Scan the entries below and extract each line with the word "JSON" in it.

★ ★ ★ ★

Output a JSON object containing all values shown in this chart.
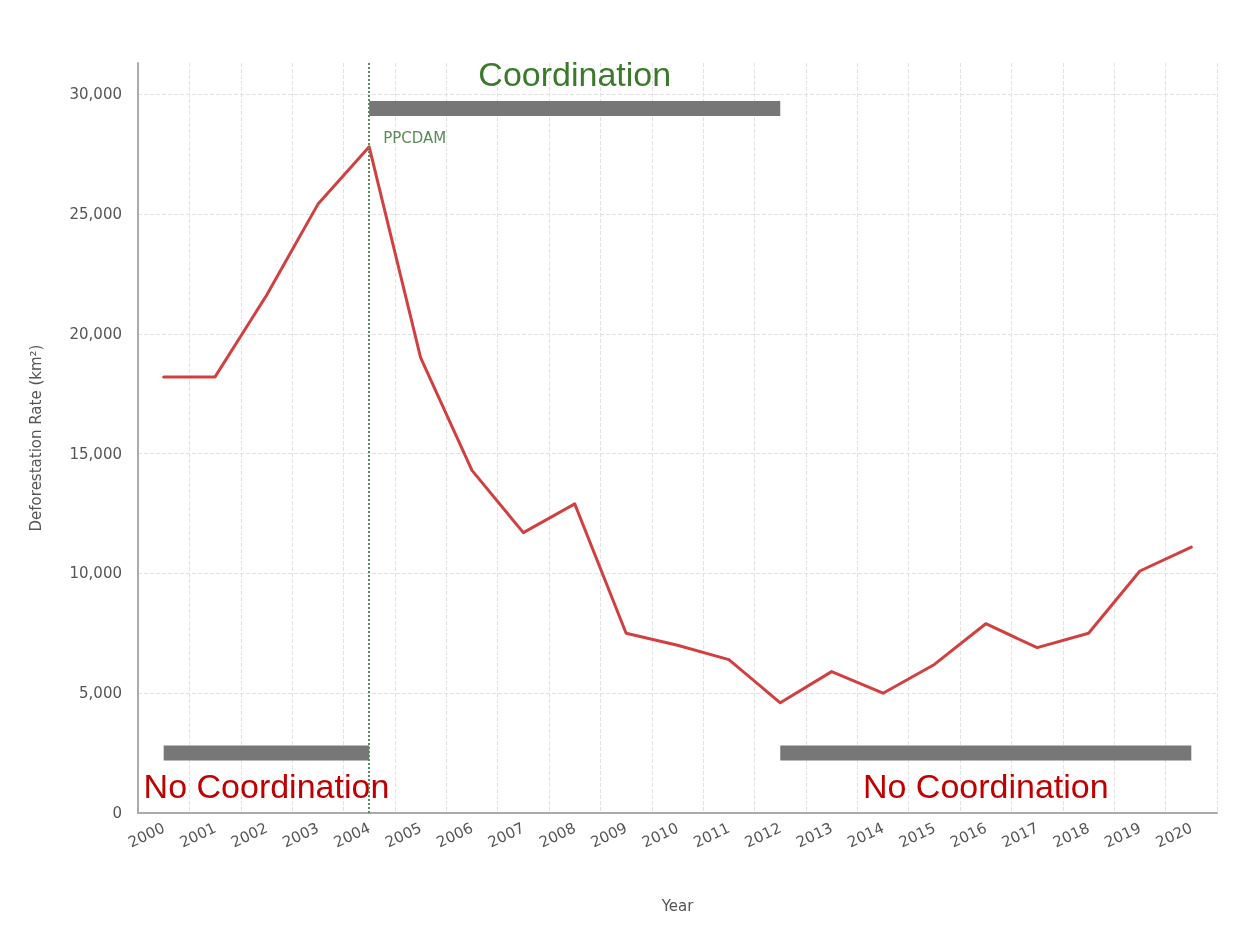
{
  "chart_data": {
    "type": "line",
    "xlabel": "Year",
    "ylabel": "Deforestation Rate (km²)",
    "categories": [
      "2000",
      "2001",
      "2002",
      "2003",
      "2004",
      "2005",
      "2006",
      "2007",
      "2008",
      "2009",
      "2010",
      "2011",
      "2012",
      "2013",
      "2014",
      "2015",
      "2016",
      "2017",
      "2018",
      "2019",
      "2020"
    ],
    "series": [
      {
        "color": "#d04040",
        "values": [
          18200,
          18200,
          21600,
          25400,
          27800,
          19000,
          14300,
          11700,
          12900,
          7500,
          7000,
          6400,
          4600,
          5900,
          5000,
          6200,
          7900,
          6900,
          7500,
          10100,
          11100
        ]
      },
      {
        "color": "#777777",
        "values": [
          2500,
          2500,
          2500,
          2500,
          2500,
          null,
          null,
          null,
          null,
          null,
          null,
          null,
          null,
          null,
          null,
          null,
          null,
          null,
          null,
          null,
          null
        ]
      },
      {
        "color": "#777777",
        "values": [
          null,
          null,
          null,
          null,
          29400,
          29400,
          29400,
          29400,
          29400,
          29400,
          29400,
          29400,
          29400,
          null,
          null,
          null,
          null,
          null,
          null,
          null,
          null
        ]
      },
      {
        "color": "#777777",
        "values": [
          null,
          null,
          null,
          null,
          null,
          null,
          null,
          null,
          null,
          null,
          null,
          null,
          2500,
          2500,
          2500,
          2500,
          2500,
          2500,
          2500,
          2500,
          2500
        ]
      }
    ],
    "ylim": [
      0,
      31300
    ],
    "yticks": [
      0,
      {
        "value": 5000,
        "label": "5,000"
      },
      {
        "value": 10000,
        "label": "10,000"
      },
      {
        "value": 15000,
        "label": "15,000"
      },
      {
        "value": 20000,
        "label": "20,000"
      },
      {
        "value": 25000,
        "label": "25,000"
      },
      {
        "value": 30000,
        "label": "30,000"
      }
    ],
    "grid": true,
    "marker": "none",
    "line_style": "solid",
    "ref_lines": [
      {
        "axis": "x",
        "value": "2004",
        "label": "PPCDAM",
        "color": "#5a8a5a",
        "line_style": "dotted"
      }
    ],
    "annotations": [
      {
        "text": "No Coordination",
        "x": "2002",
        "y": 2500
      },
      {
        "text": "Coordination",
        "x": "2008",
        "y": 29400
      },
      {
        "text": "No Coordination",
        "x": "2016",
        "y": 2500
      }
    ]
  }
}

★ ★ ★ ★

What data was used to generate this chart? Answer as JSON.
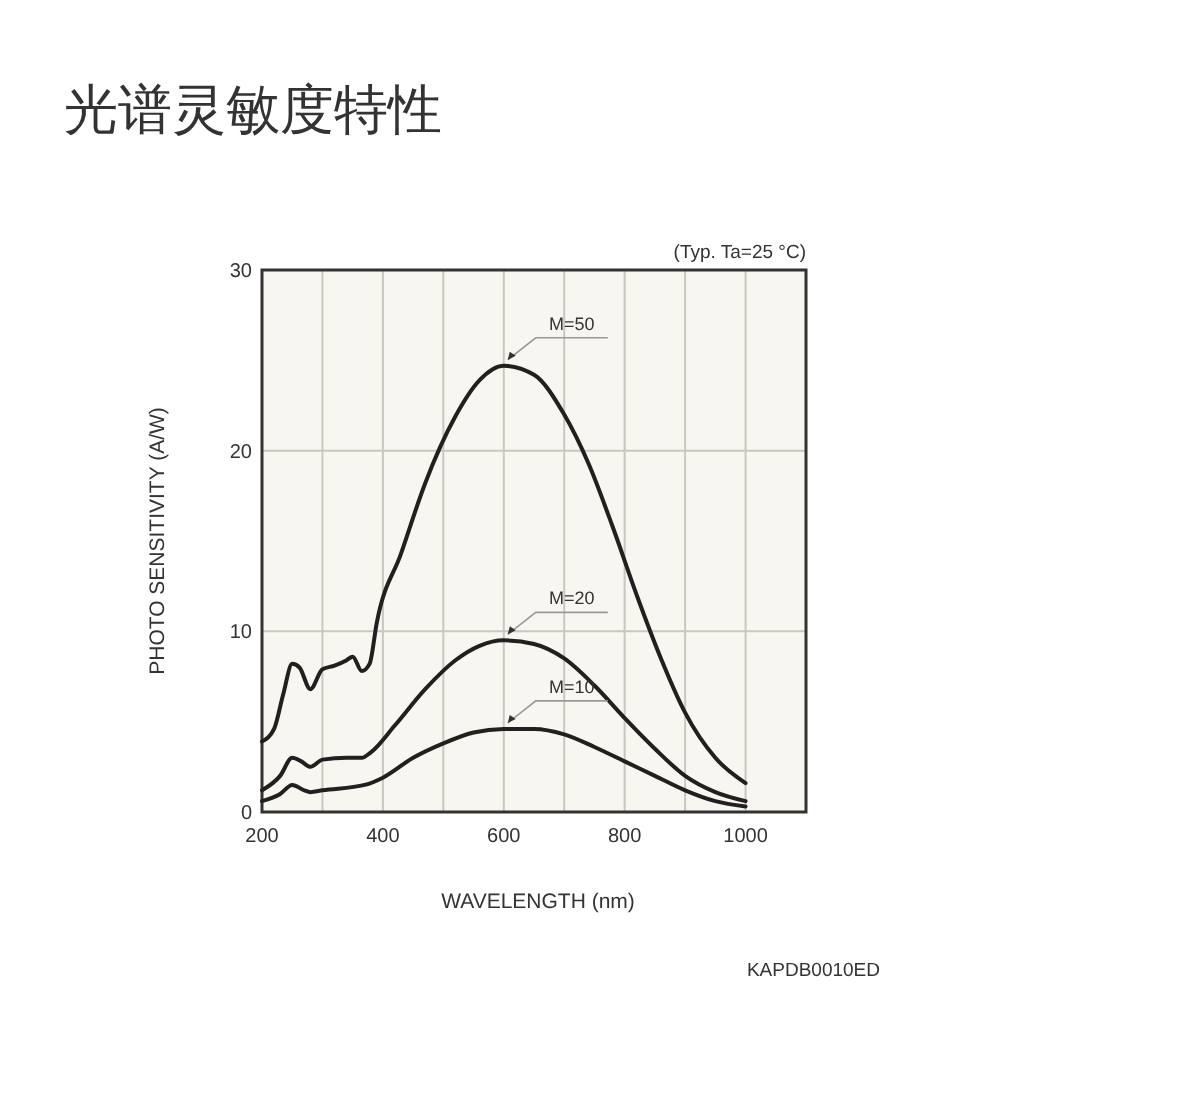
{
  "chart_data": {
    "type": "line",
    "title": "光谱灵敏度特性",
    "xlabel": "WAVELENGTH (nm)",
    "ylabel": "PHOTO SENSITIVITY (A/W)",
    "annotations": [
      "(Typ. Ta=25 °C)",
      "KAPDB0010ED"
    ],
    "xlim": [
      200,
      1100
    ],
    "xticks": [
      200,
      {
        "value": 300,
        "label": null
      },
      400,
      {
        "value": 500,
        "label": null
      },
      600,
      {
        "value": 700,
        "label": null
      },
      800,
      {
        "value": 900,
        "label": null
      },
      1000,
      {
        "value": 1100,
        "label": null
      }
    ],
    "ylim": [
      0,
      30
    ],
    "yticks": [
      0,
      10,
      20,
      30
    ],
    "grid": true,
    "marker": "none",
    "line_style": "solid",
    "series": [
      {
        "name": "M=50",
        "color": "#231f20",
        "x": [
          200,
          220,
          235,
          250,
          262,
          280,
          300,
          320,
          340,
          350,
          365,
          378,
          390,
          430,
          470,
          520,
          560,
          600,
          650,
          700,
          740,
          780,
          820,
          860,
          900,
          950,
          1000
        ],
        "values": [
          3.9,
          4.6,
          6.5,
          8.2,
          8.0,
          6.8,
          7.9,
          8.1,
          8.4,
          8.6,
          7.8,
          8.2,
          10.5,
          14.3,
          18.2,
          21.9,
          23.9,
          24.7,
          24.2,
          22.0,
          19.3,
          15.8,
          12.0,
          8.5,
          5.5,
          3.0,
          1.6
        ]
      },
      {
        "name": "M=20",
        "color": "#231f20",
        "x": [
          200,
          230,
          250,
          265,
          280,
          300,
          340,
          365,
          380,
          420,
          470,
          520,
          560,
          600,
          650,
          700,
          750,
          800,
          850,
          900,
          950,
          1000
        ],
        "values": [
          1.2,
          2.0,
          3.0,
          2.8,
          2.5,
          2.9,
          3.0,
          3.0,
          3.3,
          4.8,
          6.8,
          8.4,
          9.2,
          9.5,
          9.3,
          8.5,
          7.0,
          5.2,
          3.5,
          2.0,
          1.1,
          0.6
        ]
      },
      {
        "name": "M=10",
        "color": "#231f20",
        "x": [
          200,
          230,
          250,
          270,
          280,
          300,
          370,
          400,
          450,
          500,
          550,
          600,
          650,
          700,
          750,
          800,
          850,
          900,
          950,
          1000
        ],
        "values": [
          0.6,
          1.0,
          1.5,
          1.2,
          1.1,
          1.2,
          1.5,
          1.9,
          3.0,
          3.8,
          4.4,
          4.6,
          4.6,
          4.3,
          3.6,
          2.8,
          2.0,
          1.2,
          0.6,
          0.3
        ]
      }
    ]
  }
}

★ ★ ★ ★

ANSWER:
Output a JSON object containing all values shown in this chart.
What data was used to generate this chart? Answer as JSON.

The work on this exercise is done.